## Exercise aim
Copy all records verbatim.

## Input records
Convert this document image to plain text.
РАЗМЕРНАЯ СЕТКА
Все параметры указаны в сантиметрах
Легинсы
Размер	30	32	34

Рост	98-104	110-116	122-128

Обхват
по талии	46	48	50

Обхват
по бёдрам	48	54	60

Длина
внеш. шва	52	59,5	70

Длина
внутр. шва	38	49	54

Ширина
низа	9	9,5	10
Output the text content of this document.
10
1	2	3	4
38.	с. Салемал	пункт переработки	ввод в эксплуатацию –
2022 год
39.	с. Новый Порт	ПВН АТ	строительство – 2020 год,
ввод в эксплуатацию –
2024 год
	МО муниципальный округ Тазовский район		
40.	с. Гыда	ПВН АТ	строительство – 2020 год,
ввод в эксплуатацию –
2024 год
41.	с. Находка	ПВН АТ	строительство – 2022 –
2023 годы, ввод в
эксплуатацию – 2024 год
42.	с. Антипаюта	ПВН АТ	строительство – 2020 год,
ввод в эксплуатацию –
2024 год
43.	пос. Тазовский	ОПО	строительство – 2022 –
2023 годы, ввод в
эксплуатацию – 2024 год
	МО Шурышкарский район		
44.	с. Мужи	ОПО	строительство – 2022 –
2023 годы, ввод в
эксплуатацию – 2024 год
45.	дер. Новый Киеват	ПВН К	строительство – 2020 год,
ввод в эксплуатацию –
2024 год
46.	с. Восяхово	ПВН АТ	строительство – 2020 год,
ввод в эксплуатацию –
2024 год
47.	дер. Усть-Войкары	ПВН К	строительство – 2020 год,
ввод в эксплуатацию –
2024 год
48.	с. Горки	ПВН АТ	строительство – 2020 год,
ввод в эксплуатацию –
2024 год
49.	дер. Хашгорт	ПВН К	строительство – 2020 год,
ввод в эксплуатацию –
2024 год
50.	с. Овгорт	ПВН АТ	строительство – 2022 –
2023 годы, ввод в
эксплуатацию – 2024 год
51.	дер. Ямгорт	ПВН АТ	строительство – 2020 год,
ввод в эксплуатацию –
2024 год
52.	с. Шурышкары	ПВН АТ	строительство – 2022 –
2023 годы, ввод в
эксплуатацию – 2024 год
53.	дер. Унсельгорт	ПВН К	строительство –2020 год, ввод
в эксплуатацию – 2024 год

## Completed task
Convert this document image to plain text.
РАЗМЕРНАЯ СЕТКА
Все параметры указаны в сантиметрах
Легинсы
Размер	30	32	34

Рост	98-104	110-116	122-128

Обхват
по талии	46	48	50

Обхват
по бёдрам	48	54	60

Длина
внеш. шва	52	59,5	70

Длина
внутр. шва	38	49	54

Ширина
низа	9	9,5	10
Output the text content of this document.
10
1	2	3	4
38.	с. Салемал	пункт переработки	ввод в эксплуатацию –
2022 год
39.	с. Новый Порт	ПВН АТ	строительство – 2020 год,
ввод в эксплуатацию –
2024 год
	МО муниципальный округ Тазовский район		
40.	с. Гыда	ПВН АТ	строительство – 2020 год,
ввод в эксплуатацию –
2024 год
41.	с. Находка	ПВН АТ	строительство – 2022 –
2023 годы, ввод в
эксплуатацию – 2024 год
42.	с. Антипаюта	ПВН АТ	строительство – 2020 год,
ввод в эксплуатацию –
2024 год
43.	пос. Тазовский	ОПО	строительство – 2022 –
2023 годы, ввод в
эксплуатацию – 2024 год
	МО Шурышкарский район		
44.	с. Мужи	ОПО	строительство – 2022 –
2023 годы, ввод в
эксплуатацию – 2024 год
45.	дер. Новый Киеват	ПВН К	строительство – 2020 год,
ввод в эксплуатацию –
2024 год
46.	с. Восяхово	ПВН АТ	строительство – 2020 год,
ввод в эксплуатацию –
2024 год
47.	дер. Усть-Войкары	ПВН К	строительство – 2020 год,
ввод в эксплуатацию –
2024 год
48.	с. Горки	ПВН АТ	строительство – 2020 год,
ввод в эксплуатацию –
2024 год
49.	дер. Хашгорт	ПВН К	строительство – 2020 год,
ввод в эксплуатацию –
2024 год
50.	с. Овгорт	ПВН АТ	строительство – 2022 –
2023 годы, ввод в
эксплуатацию – 2024 год
51.	дер. Ямгорт	ПВН АТ	строительство – 2020 год,
ввод в эксплуатацию –
2024 год
52.	с. Шурышкары	ПВН АТ	строительство – 2022 –
2023 годы, ввод в
эксплуатацию – 2024 год
53.	дер. Унсельгорт	ПВН К	строительство –2020 год, ввод
в эксплуатацию – 2024 год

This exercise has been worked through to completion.